→ **Goal of the exercise**
Write out the full set of records exactly. Any pictures in them do not belong in the copy.

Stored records
^^^^^^^^^^^^^^^^

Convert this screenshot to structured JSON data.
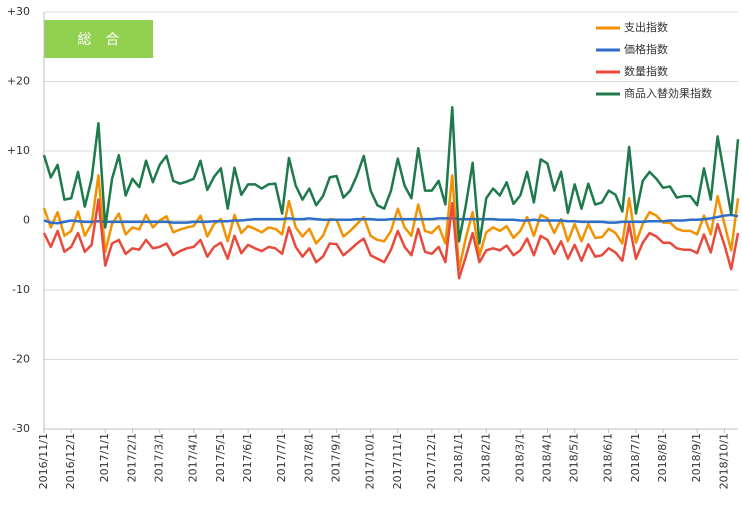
{
  "chart_data": {
    "type": "line",
    "title": "総　合",
    "legend": "top-right",
    "grid": true,
    "ylim": [
      -30,
      30
    ],
    "yticks": [
      {
        "value": 30,
        "label": "+30"
      },
      {
        "value": 20,
        "label": "+20"
      },
      {
        "value": 10,
        "label": "+10"
      },
      0,
      -10,
      -20,
      -30
    ],
    "categories": [
      "2016/11/1",
      null,
      null,
      null,
      "2016/12/1",
      null,
      null,
      null,
      null,
      "2017/1/1",
      null,
      null,
      null,
      "2017/2/1",
      null,
      null,
      null,
      "2017/3/1",
      null,
      null,
      null,
      null,
      "2017/4/1",
      null,
      null,
      null,
      "2017/5/1",
      null,
      null,
      null,
      "2017/6/1",
      null,
      null,
      null,
      null,
      "2017/7/1",
      null,
      null,
      null,
      "2017/8/1",
      null,
      null,
      null,
      "2017/9/1",
      null,
      null,
      null,
      null,
      "2017/10/1",
      null,
      null,
      null,
      "2017/11/1",
      null,
      null,
      null,
      null,
      "2017/12/1",
      null,
      null,
      null,
      "2018/1/1",
      null,
      null,
      null,
      "2018/2/1",
      null,
      null,
      null,
      null,
      "2018/3/1",
      null,
      null,
      null,
      "2018/4/1",
      null,
      null,
      null,
      "2018/5/1",
      null,
      null,
      null,
      null,
      "2018/6/1",
      null,
      null,
      null,
      "2018/7/1",
      null,
      null,
      null,
      "2018/8/1",
      null,
      null,
      null,
      null,
      "2018/9/1",
      null,
      null,
      null,
      "2018/10/1",
      null,
      null
    ],
    "series": [
      {
        "name": "支出指数",
        "color": "#f39200",
        "values": [
          1.8,
          -1,
          1.2,
          -2.2,
          -1.5,
          1.3,
          -2.2,
          -0.5,
          6.5,
          -4.5,
          -0.5,
          1,
          -2,
          -1,
          -1.3,
          0.8,
          -1,
          0,
          0.6,
          -1.7,
          -1.3,
          -1,
          -0.8,
          0.7,
          -2.3,
          -0.5,
          0.2,
          -3,
          0.8,
          -1.8,
          -0.8,
          -1.2,
          -1.7,
          -1,
          -1.2,
          -2,
          2.8,
          -1,
          -2.3,
          -1.2,
          -3.3,
          -2.2,
          0.2,
          0.1,
          -2.3,
          -1.5,
          -0.5,
          0.5,
          -2.2,
          -2.8,
          -3,
          -1.5,
          1.7,
          -1,
          -2.2,
          2.3,
          -1.5,
          -1.8,
          -0.8,
          -3.3,
          6.5,
          -7,
          -2.5,
          1.2,
          -5,
          -1.7,
          -1,
          -1.5,
          -0.8,
          -2.5,
          -1.5,
          0.5,
          -2.2,
          0.8,
          0.3,
          -1.8,
          0.2,
          -3,
          -0.5,
          -3,
          -0.5,
          -2.5,
          -2.4,
          -1.2,
          -1.8,
          -3.3,
          3.2,
          -3.2,
          -0.5,
          1.2,
          0.7,
          -0.3,
          -0.3,
          -1.2,
          -1.5,
          -1.5,
          -2,
          0.7,
          -2,
          3.5,
          -0.5,
          -4.3,
          3.2
        ]
      },
      {
        "name": "価格指数",
        "color": "#2e6ec6",
        "values": [
          0,
          -0.3,
          -0.4,
          -0.2,
          0,
          -0.1,
          -0.2,
          -0.2,
          -0.1,
          -0.2,
          -0.2,
          -0.2,
          -0.2,
          -0.2,
          -0.2,
          -0.2,
          -0.2,
          -0.2,
          -0.2,
          -0.3,
          -0.3,
          -0.3,
          -0.2,
          -0.2,
          -0.2,
          -0.1,
          -0.1,
          -0.1,
          0,
          0,
          0.1,
          0.2,
          0.2,
          0.2,
          0.2,
          0.2,
          0.3,
          0.2,
          0.2,
          0.3,
          0.2,
          0.1,
          0.1,
          0.1,
          0.1,
          0.1,
          0.2,
          0.2,
          0.2,
          0.1,
          0.1,
          0.2,
          0.2,
          0.2,
          0.2,
          0.2,
          0.2,
          0.2,
          0.3,
          0.3,
          0.3,
          0.2,
          0.2,
          0.2,
          0.2,
          0.2,
          0.2,
          0.1,
          0.1,
          0.1,
          0,
          0,
          0.1,
          0,
          0,
          0,
          0,
          -0.1,
          -0.1,
          -0.2,
          -0.2,
          -0.2,
          -0.2,
          -0.3,
          -0.3,
          -0.2,
          -0.2,
          -0.2,
          -0.2,
          -0.1,
          -0.1,
          -0.1,
          0,
          0,
          0,
          0.1,
          0.1,
          0.2,
          0.3,
          0.5,
          0.7,
          0.8,
          0.6
        ]
      },
      {
        "name": "数量指数",
        "color": "#e84a3c",
        "values": [
          -1.8,
          -3.8,
          -1.5,
          -4.5,
          -3.8,
          -1.8,
          -4.5,
          -3.5,
          3,
          -6.5,
          -3.3,
          -2.8,
          -4.8,
          -4,
          -4.2,
          -2.8,
          -4,
          -3.8,
          -3.3,
          -5,
          -4.4,
          -4,
          -3.8,
          -2.8,
          -5.2,
          -3.8,
          -3.2,
          -5.5,
          -2.2,
          -4.7,
          -3.5,
          -4,
          -4.4,
          -3.8,
          -4,
          -4.8,
          -1,
          -3.8,
          -5.2,
          -4,
          -6,
          -5.2,
          -3.3,
          -3.4,
          -5,
          -4.2,
          -3.3,
          -2.6,
          -5,
          -5.5,
          -6,
          -4.2,
          -1.5,
          -3.8,
          -5,
          -1.2,
          -4.5,
          -4.8,
          -3.8,
          -6,
          2.5,
          -8.3,
          -5.2,
          -1.8,
          -6,
          -4.3,
          -4,
          -4.3,
          -3.6,
          -5,
          -4.3,
          -2.6,
          -5,
          -2.2,
          -2.8,
          -4.8,
          -3,
          -5.5,
          -3.5,
          -5.8,
          -3.4,
          -5.2,
          -5,
          -4,
          -4.6,
          -5.8,
          -0.5,
          -5.5,
          -3.2,
          -1.8,
          -2.3,
          -3.2,
          -3.2,
          -4,
          -4.2,
          -4.2,
          -4.7,
          -2,
          -4.6,
          -0.5,
          -3.5,
          -7,
          -1.8
        ]
      },
      {
        "name": "商品入替効果指数",
        "color": "#1f7a4b",
        "values": [
          9.4,
          6.2,
          8,
          3,
          3.2,
          7,
          2,
          6,
          14,
          -1,
          6,
          9.4,
          3.6,
          6,
          4.8,
          8.6,
          5.5,
          8,
          9.3,
          5.7,
          5.3,
          5.6,
          6,
          8.6,
          4.4,
          6.3,
          7.5,
          1.7,
          7.6,
          3.7,
          5.2,
          5.2,
          4.6,
          5.2,
          5.3,
          1,
          9,
          5,
          3,
          4.6,
          2.2,
          3.5,
          6.2,
          6.4,
          3.3,
          4.3,
          6.5,
          9.3,
          4.3,
          2.2,
          1.7,
          4.3,
          8.9,
          5,
          3.2,
          10.4,
          4.3,
          4.3,
          5.7,
          2.3,
          16.3,
          -3,
          2.2,
          8.3,
          -3.3,
          3.2,
          4.6,
          3.6,
          5.5,
          2.4,
          3.6,
          7,
          2.6,
          8.8,
          8.2,
          4.3,
          7,
          1.1,
          5.2,
          1.7,
          5.3,
          2.3,
          2.6,
          4.3,
          3.7,
          1.3,
          10.6,
          1,
          5.7,
          7,
          6,
          4.7,
          4.9,
          3.3,
          3.5,
          3.5,
          2.2,
          7.5,
          3,
          12.1,
          6.5,
          0.9,
          11.7
        ]
      }
    ]
  }
}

^^^^^^^^^^^^^^^^

→ **Final answer**
Convert this screenshot to structured JSON data.
{
  "chart_data": {
    "type": "line",
    "title": "総　合",
    "legend": "top-right",
    "grid": true,
    "ylim": [
      -30,
      30
    ],
    "yticks": [
      {
        "value": 30,
        "label": "+30"
      },
      {
        "value": 20,
        "label": "+20"
      },
      {
        "value": 10,
        "label": "+10"
      },
      0,
      -10,
      -20,
      -30
    ],
    "categories": [
      "2016/11/1",
      null,
      null,
      null,
      "2016/12/1",
      null,
      null,
      null,
      null,
      "2017/1/1",
      null,
      null,
      null,
      "2017/2/1",
      null,
      null,
      null,
      "2017/3/1",
      null,
      null,
      null,
      null,
      "2017/4/1",
      null,
      null,
      null,
      "2017/5/1",
      null,
      null,
      null,
      "2017/6/1",
      null,
      null,
      null,
      null,
      "2017/7/1",
      null,
      null,
      null,
      "2017/8/1",
      null,
      null,
      null,
      "2017/9/1",
      null,
      null,
      null,
      null,
      "2017/10/1",
      null,
      null,
      null,
      "2017/11/1",
      null,
      null,
      null,
      null,
      "2017/12/1",
      null,
      null,
      null,
      "2018/1/1",
      null,
      null,
      null,
      "2018/2/1",
      null,
      null,
      null,
      null,
      "2018/3/1",
      null,
      null,
      null,
      "2018/4/1",
      null,
      null,
      null,
      "2018/5/1",
      null,
      null,
      null,
      null,
      "2018/6/1",
      null,
      null,
      null,
      "2018/7/1",
      null,
      null,
      null,
      "2018/8/1",
      null,
      null,
      null,
      null,
      "2018/9/1",
      null,
      null,
      null,
      "2018/10/1",
      null,
      null
    ],
    "series": [
      {
        "name": "支出指数",
        "color": "#f39200",
        "values": [
          1.8,
          -1,
          1.2,
          -2.2,
          -1.5,
          1.3,
          -2.2,
          -0.5,
          6.5,
          -4.5,
          -0.5,
          1,
          -2,
          -1,
          -1.3,
          0.8,
          -1,
          0,
          0.6,
          -1.7,
          -1.3,
          -1,
          -0.8,
          0.7,
          -2.3,
          -0.5,
          0.2,
          -3,
          0.8,
          -1.8,
          -0.8,
          -1.2,
          -1.7,
          -1,
          -1.2,
          -2,
          2.8,
          -1,
          -2.3,
          -1.2,
          -3.3,
          -2.2,
          0.2,
          0.1,
          -2.3,
          -1.5,
          -0.5,
          0.5,
          -2.2,
          -2.8,
          -3,
          -1.5,
          1.7,
          -1,
          -2.2,
          2.3,
          -1.5,
          -1.8,
          -0.8,
          -3.3,
          6.5,
          -7,
          -2.5,
          1.2,
          -5,
          -1.7,
          -1,
          -1.5,
          -0.8,
          -2.5,
          -1.5,
          0.5,
          -2.2,
          0.8,
          0.3,
          -1.8,
          0.2,
          -3,
          -0.5,
          -3,
          -0.5,
          -2.5,
          -2.4,
          -1.2,
          -1.8,
          -3.3,
          3.2,
          -3.2,
          -0.5,
          1.2,
          0.7,
          -0.3,
          -0.3,
          -1.2,
          -1.5,
          -1.5,
          -2,
          0.7,
          -2,
          3.5,
          -0.5,
          -4.3,
          3.2
        ]
      },
      {
        "name": "価格指数",
        "color": "#2e6ec6",
        "values": [
          0,
          -0.3,
          -0.4,
          -0.2,
          0,
          -0.1,
          -0.2,
          -0.2,
          -0.1,
          -0.2,
          -0.2,
          -0.2,
          -0.2,
          -0.2,
          -0.2,
          -0.2,
          -0.2,
          -0.2,
          -0.2,
          -0.3,
          -0.3,
          -0.3,
          -0.2,
          -0.2,
          -0.2,
          -0.1,
          -0.1,
          -0.1,
          0,
          0,
          0.1,
          0.2,
          0.2,
          0.2,
          0.2,
          0.2,
          0.3,
          0.2,
          0.2,
          0.3,
          0.2,
          0.1,
          0.1,
          0.1,
          0.1,
          0.1,
          0.2,
          0.2,
          0.2,
          0.1,
          0.1,
          0.2,
          0.2,
          0.2,
          0.2,
          0.2,
          0.2,
          0.2,
          0.3,
          0.3,
          0.3,
          0.2,
          0.2,
          0.2,
          0.2,
          0.2,
          0.2,
          0.1,
          0.1,
          0.1,
          0,
          0,
          0.1,
          0,
          0,
          0,
          0,
          -0.1,
          -0.1,
          -0.2,
          -0.2,
          -0.2,
          -0.2,
          -0.3,
          -0.3,
          -0.2,
          -0.2,
          -0.2,
          -0.2,
          -0.1,
          -0.1,
          -0.1,
          0,
          0,
          0,
          0.1,
          0.1,
          0.2,
          0.3,
          0.5,
          0.7,
          0.8,
          0.6
        ]
      },
      {
        "name": "数量指数",
        "color": "#e84a3c",
        "values": [
          -1.8,
          -3.8,
          -1.5,
          -4.5,
          -3.8,
          -1.8,
          -4.5,
          -3.5,
          3,
          -6.5,
          -3.3,
          -2.8,
          -4.8,
          -4,
          -4.2,
          -2.8,
          -4,
          -3.8,
          -3.3,
          -5,
          -4.4,
          -4,
          -3.8,
          -2.8,
          -5.2,
          -3.8,
          -3.2,
          -5.5,
          -2.2,
          -4.7,
          -3.5,
          -4,
          -4.4,
          -3.8,
          -4,
          -4.8,
          -1,
          -3.8,
          -5.2,
          -4,
          -6,
          -5.2,
          -3.3,
          -3.4,
          -5,
          -4.2,
          -3.3,
          -2.6,
          -5,
          -5.5,
          -6,
          -4.2,
          -1.5,
          -3.8,
          -5,
          -1.2,
          -4.5,
          -4.8,
          -3.8,
          -6,
          2.5,
          -8.3,
          -5.2,
          -1.8,
          -6,
          -4.3,
          -4,
          -4.3,
          -3.6,
          -5,
          -4.3,
          -2.6,
          -5,
          -2.2,
          -2.8,
          -4.8,
          -3,
          -5.5,
          -3.5,
          -5.8,
          -3.4,
          -5.2,
          -5,
          -4,
          -4.6,
          -5.8,
          -0.5,
          -5.5,
          -3.2,
          -1.8,
          -2.3,
          -3.2,
          -3.2,
          -4,
          -4.2,
          -4.2,
          -4.7,
          -2,
          -4.6,
          -0.5,
          -3.5,
          -7,
          -1.8
        ]
      },
      {
        "name": "商品入替効果指数",
        "color": "#1f7a4b",
        "values": [
          9.4,
          6.2,
          8,
          3,
          3.2,
          7,
          2,
          6,
          14,
          -1,
          6,
          9.4,
          3.6,
          6,
          4.8,
          8.6,
          5.5,
          8,
          9.3,
          5.7,
          5.3,
          5.6,
          6,
          8.6,
          4.4,
          6.3,
          7.5,
          1.7,
          7.6,
          3.7,
          5.2,
          5.2,
          4.6,
          5.2,
          5.3,
          1,
          9,
          5,
          3,
          4.6,
          2.2,
          3.5,
          6.2,
          6.4,
          3.3,
          4.3,
          6.5,
          9.3,
          4.3,
          2.2,
          1.7,
          4.3,
          8.9,
          5,
          3.2,
          10.4,
          4.3,
          4.3,
          5.7,
          2.3,
          16.3,
          -3,
          2.2,
          8.3,
          -3.3,
          3.2,
          4.6,
          3.6,
          5.5,
          2.4,
          3.6,
          7,
          2.6,
          8.8,
          8.2,
          4.3,
          7,
          1.1,
          5.2,
          1.7,
          5.3,
          2.3,
          2.6,
          4.3,
          3.7,
          1.3,
          10.6,
          1,
          5.7,
          7,
          6,
          4.7,
          4.9,
          3.3,
          3.5,
          3.5,
          2.2,
          7.5,
          3,
          12.1,
          6.5,
          0.9,
          11.7
        ]
      }
    ]
  }
}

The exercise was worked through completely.